:: Task directions ::
Set down all of the records word for word.

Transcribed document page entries
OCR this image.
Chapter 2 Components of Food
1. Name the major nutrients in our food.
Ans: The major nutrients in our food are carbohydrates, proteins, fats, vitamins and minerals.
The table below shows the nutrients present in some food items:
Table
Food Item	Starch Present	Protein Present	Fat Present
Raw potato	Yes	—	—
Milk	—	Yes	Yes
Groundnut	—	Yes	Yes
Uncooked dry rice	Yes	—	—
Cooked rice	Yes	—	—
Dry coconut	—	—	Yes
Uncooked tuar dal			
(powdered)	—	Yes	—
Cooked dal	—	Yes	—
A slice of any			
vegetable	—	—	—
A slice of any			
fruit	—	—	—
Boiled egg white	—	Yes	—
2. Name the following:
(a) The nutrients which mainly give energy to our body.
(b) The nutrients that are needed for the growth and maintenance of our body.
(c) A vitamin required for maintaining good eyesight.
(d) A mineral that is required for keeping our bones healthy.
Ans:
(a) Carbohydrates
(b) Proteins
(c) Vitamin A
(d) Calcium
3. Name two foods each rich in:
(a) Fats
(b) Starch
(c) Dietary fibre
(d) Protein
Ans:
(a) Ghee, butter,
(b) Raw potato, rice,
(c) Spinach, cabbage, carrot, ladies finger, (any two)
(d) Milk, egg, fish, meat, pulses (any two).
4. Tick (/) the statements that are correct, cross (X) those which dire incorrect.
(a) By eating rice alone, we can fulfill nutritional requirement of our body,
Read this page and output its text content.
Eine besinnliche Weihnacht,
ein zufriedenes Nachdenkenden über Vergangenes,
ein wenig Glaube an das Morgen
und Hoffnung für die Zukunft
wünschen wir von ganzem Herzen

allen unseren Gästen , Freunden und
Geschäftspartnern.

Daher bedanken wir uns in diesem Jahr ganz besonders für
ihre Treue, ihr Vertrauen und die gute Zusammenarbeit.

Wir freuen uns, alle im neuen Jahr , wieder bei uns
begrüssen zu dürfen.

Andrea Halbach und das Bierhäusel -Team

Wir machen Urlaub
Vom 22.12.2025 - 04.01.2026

:: Exercise response ::
OCR this image.
Chapter 2 Components of Food
1. Name the major nutrients in our food.
Ans: The major nutrients in our food are carbohydrates, proteins, fats, vitamins and minerals.
The table below shows the nutrients present in some food items:
Table
Food Item	Starch Present	Protein Present	Fat Present
Raw potato	Yes	—	—
Milk	—	Yes	Yes
Groundnut	—	Yes	Yes
Uncooked dry rice	Yes	—	—
Cooked rice	Yes	—	—
Dry coconut	—	—	Yes
Uncooked tuar dal			
(powdered)	—	Yes	—
Cooked dal	—	Yes	—
A slice of any			
vegetable	—	—	—
A slice of any			
fruit	—	—	—
Boiled egg white	—	Yes	—
2. Name the following:
(a) The nutrients which mainly give energy to our body.
(b) The nutrients that are needed for the growth and maintenance of our body.
(c) A vitamin required for maintaining good eyesight.
(d) A mineral that is required for keeping our bones healthy.
Ans:
(a) Carbohydrates
(b) Proteins
(c) Vitamin A
(d) Calcium
3. Name two foods each rich in:
(a) Fats
(b) Starch
(c) Dietary fibre
(d) Protein
Ans:
(a) Ghee, butter,
(b) Raw potato, rice,
(c) Spinach, cabbage, carrot, ladies finger, (any two)
(d) Milk, egg, fish, meat, pulses (any two).
4. Tick (/) the statements that are correct, cross (X) those which dire incorrect.
(a) By eating rice alone, we can fulfill nutritional requirement of our body,
Read this page and output its text content.
Eine besinnliche Weihnacht,
ein zufriedenes Nachdenkenden über Vergangenes,
ein wenig Glaube an das Morgen
und Hoffnung für die Zukunft
wünschen wir von ganzem Herzen

allen unseren Gästen , Freunden und
Geschäftspartnern.

Daher bedanken wir uns in diesem Jahr ganz besonders für
ihre Treue, ihr Vertrauen und die gute Zusammenarbeit.

Wir freuen uns, alle im neuen Jahr , wieder bei uns
begrüssen zu dürfen.

Andrea Halbach und das Bierhäusel -Team

Wir machen Urlaub
Vom 22.12.2025 - 04.01.2026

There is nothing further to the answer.